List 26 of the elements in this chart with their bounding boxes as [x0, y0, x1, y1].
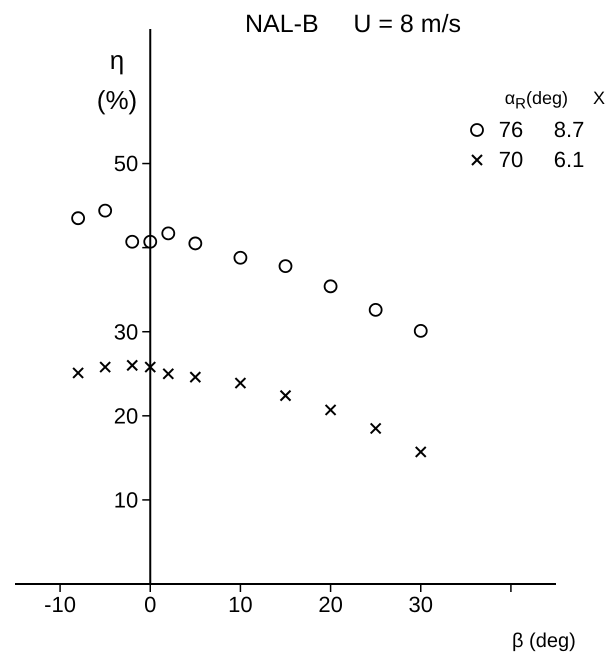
x-tick-label: 10	[228, 592, 253, 617]
point	[234, 250, 248, 265]
y-tick-label: 50	[114, 151, 138, 176]
point	[414, 324, 428, 338]
y-tick-label: 20	[114, 404, 138, 429]
point	[125, 234, 140, 249]
point	[98, 204, 112, 218]
legend-label: 70 6.1	[498, 146, 584, 173]
y-tick-label: 10	[114, 488, 138, 513]
point	[71, 211, 86, 226]
point	[278, 259, 292, 274]
point	[188, 236, 202, 250]
point	[324, 279, 338, 294]
y-tick-label: 30	[114, 319, 138, 344]
x-tick-label: 30	[408, 592, 433, 617]
point	[143, 234, 158, 249]
x-tick-label: -10	[44, 592, 76, 617]
point	[161, 226, 176, 240]
legend-label: 76 8.7	[498, 116, 584, 143]
y-axis-title: η (%)	[96, 44, 138, 117]
x-tick-label: 0	[144, 592, 156, 617]
chart-title: NAL-B U = 8 m/s	[245, 10, 462, 39]
legend-title: α$_{R}$(deg) X	[504, 88, 605, 113]
x-axis-title: β (deg)	[512, 630, 576, 653]
point	[368, 302, 383, 317]
x-tick-label: 20	[318, 592, 343, 617]
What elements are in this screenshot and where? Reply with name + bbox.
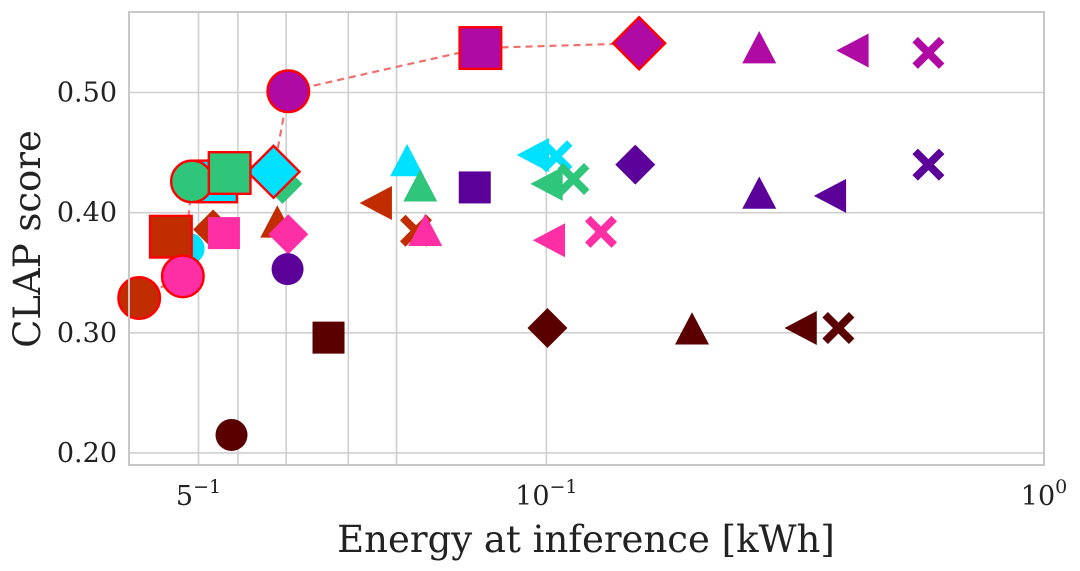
point-x-marker [557,163,590,195]
point-circle-marker [169,159,214,204]
point-x-marker [912,148,945,181]
point-square-marker [458,171,491,204]
point-x-marker [912,36,945,69]
point-circle-marker [117,275,162,320]
point-square-marker [207,217,240,250]
point-circle-marker [271,253,304,286]
point-left-triangle-marker [836,33,869,68]
point-square-marker [312,321,345,354]
point-diamond-marker [615,144,656,185]
y-tick-label: 0.40 [57,198,117,229]
point-circle-marker [266,69,311,114]
point-diamond-marker [268,214,309,255]
y-tick-label: 0.30 [57,318,117,349]
point-triangle-marker [742,176,777,209]
y-tick-labels: 0.20 0.30 0.40 0.50 [57,78,117,469]
point-circle-marker [160,254,205,299]
point-triangle-marker [403,169,438,202]
point-left-triangle-marker [516,137,549,172]
point-triangle-marker [408,213,443,246]
point-left-triangle-marker [359,186,392,221]
y-axis-title: CLAP score [6,130,49,348]
point-left-triangle-marker [813,178,847,213]
y-tick-label: 0.20 [57,438,117,469]
point-left-triangle-marker [532,223,566,258]
x-axis-title: Energy at inference [kWh] [337,518,835,561]
point-circle-marker [215,418,248,451]
x-tick-label: 5−1 [176,476,221,512]
x-tick-label: 10−1 [515,476,577,512]
point-x-marker [822,312,855,344]
point-x-marker [585,215,617,248]
point-left-triangle-marker [530,166,563,201]
point-diamond-marker [527,308,568,349]
point-square-marker [458,26,503,71]
x-tick-label: 100 [1021,476,1067,512]
point-diamond-marker [245,144,302,200]
point-square-marker [207,151,252,196]
point-square-marker [148,214,193,259]
x-tick-labels: 5−1 10−1 100 [176,476,1067,512]
y-tick-label: 0.50 [57,78,117,109]
point-triangle-marker [675,312,710,345]
point-triangle-marker [390,143,425,177]
grid-lines [129,12,1045,465]
point-x-marker [540,140,573,173]
point-diamond-marker [611,15,667,71]
plot-frame [128,11,1045,466]
point-triangle-marker [742,31,777,64]
point-left-triangle-marker [784,311,817,346]
data-points [117,15,945,451]
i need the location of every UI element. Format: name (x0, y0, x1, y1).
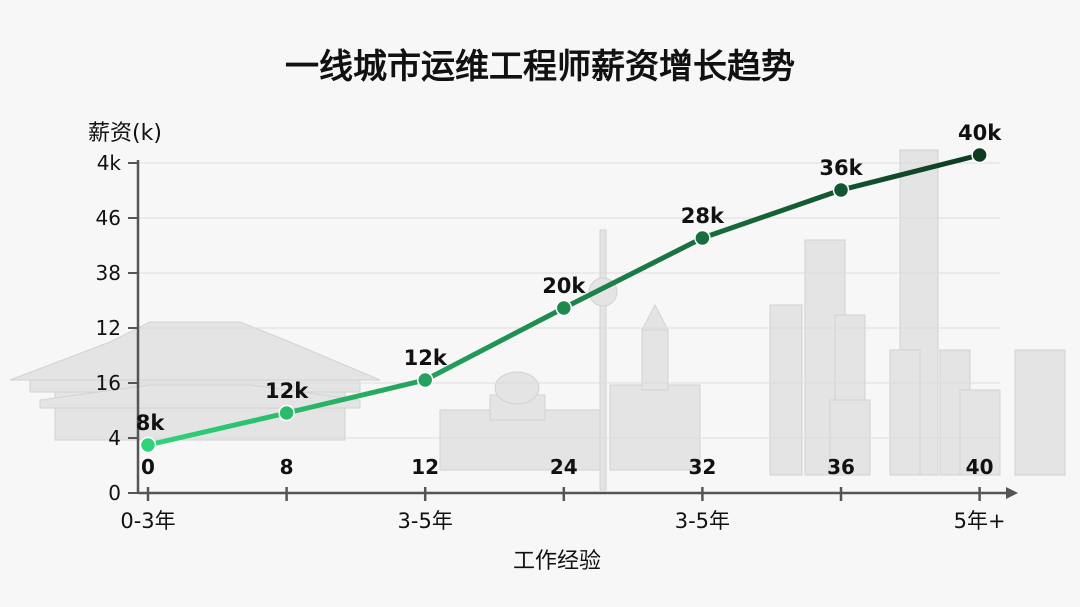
data-label: 40k (958, 121, 1002, 145)
data-point (832, 181, 850, 199)
data-point (555, 299, 573, 317)
x-tick-label: 0-3年 (120, 509, 175, 533)
under-axis-value-label: 0 (141, 455, 155, 479)
x-axis-arrow-icon (1006, 487, 1018, 499)
y-tick-label: 4 (108, 426, 121, 450)
y-tick-label: 0 (108, 481, 121, 505)
data-label-group: 8k 12k 12k 20k 28k 36k 40k (136, 121, 1003, 435)
y-tick-label: 46 (96, 206, 121, 230)
x-axis-label: 工作经验 (513, 549, 601, 574)
data-point (694, 229, 711, 247)
x-tick-label: 3-5年 (675, 509, 730, 533)
data-point (971, 146, 988, 164)
data-label: 36k (819, 156, 863, 180)
under-label-group: 0 8 12 24 32 36 40 (141, 455, 993, 479)
data-label: 28k (681, 204, 725, 228)
y-tick-label: 12 (96, 316, 121, 340)
under-axis-value-label: 32 (688, 455, 716, 479)
y-tick-label: 4k (97, 151, 122, 175)
data-point (139, 436, 157, 454)
under-axis-value-label: 24 (550, 455, 578, 479)
chart-title: 一线城市运维工程师薪资增长趋势 (285, 47, 795, 87)
data-point (278, 404, 295, 422)
data-point (416, 371, 434, 389)
y-tick-label: 38 (96, 261, 121, 285)
data-point-group (139, 146, 988, 454)
y-axis-label: 薪资(k) (88, 121, 162, 146)
grid-lines (138, 162, 1000, 439)
under-axis-value-label: 12 (411, 455, 439, 479)
city-skyline-illustration (9, 149, 1066, 491)
x-tick-label: 3-5年 (398, 509, 453, 533)
under-axis-value-label: 40 (966, 455, 994, 479)
y-tick-group: 0 4 16 12 38 46 4k (96, 151, 138, 505)
data-label: 8k (136, 411, 166, 435)
y-tick-label: 16 (96, 371, 121, 395)
x-tick-group: 0-3年 3-5年 3-5年 5年+ (120, 487, 1006, 533)
under-axis-value-label: 8 (280, 455, 294, 479)
data-label: 20k (542, 274, 586, 298)
data-label: 12k (265, 379, 309, 403)
under-axis-value-label: 36 (827, 455, 855, 479)
x-tick-label: 5年+ (954, 509, 1006, 533)
data-label: 12k (404, 346, 448, 370)
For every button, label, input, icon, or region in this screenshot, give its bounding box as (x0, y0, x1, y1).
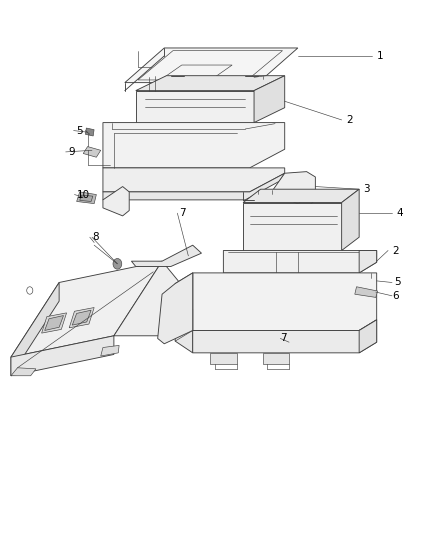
Circle shape (187, 185, 190, 190)
Polygon shape (80, 195, 93, 201)
Polygon shape (243, 203, 342, 251)
Text: 7: 7 (180, 208, 186, 218)
Polygon shape (42, 313, 67, 333)
Text: 5: 5 (77, 126, 83, 135)
Polygon shape (136, 76, 285, 91)
Text: 10: 10 (77, 190, 90, 199)
Polygon shape (103, 123, 285, 168)
Polygon shape (175, 309, 193, 341)
Circle shape (169, 185, 173, 190)
Polygon shape (101, 345, 119, 356)
Polygon shape (11, 282, 59, 376)
Polygon shape (11, 336, 114, 376)
Polygon shape (69, 308, 94, 328)
Polygon shape (243, 189, 359, 203)
Polygon shape (193, 320, 377, 353)
Polygon shape (125, 48, 298, 83)
Text: 2: 2 (346, 115, 353, 125)
Polygon shape (103, 187, 129, 216)
Polygon shape (175, 273, 193, 353)
Polygon shape (45, 316, 64, 330)
Polygon shape (359, 251, 377, 273)
Polygon shape (103, 168, 285, 192)
Polygon shape (355, 287, 378, 297)
Text: 4: 4 (396, 208, 403, 218)
Polygon shape (210, 353, 237, 364)
Text: 3: 3 (364, 184, 370, 194)
Polygon shape (11, 368, 36, 376)
Polygon shape (114, 261, 193, 336)
Polygon shape (77, 192, 96, 204)
Bar (85, 128, 94, 136)
Polygon shape (263, 353, 289, 364)
Polygon shape (223, 251, 377, 273)
Polygon shape (272, 172, 315, 208)
Polygon shape (254, 76, 285, 123)
Text: 9: 9 (68, 147, 74, 157)
Text: 2: 2 (392, 246, 399, 255)
Polygon shape (158, 273, 193, 344)
Polygon shape (131, 245, 201, 266)
Polygon shape (72, 310, 91, 325)
Bar (368, 278, 374, 284)
Polygon shape (359, 320, 377, 353)
Text: 6: 6 (392, 291, 399, 301)
Text: 5: 5 (394, 278, 401, 287)
Text: 7: 7 (280, 334, 287, 343)
Polygon shape (103, 173, 285, 200)
Text: 1: 1 (377, 51, 383, 61)
Polygon shape (193, 273, 377, 330)
Polygon shape (11, 261, 162, 357)
Circle shape (113, 259, 122, 269)
Polygon shape (83, 147, 101, 157)
Text: 8: 8 (92, 232, 99, 242)
Polygon shape (136, 91, 254, 123)
Polygon shape (342, 189, 359, 251)
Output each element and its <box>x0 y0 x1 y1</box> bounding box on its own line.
■ ■ ■
▶ _WHAT TO DO_: Copy out the entries unchanged, from the line containing "592, 253, 617]" up to and including the line containing "211, 86, 226]".

▶ _SOLUTION TO THIS PROBLEM_:
x-tick-label: 10	[228, 592, 253, 617]
point	[234, 250, 248, 265]
y-tick-label: 50	[114, 151, 138, 176]
point	[414, 324, 428, 338]
y-tick-label: 20	[114, 404, 138, 429]
point	[125, 234, 140, 249]
point	[98, 204, 112, 218]
legend-label: 70 6.1	[498, 146, 584, 173]
y-tick-label: 10	[114, 488, 138, 513]
point	[71, 211, 86, 226]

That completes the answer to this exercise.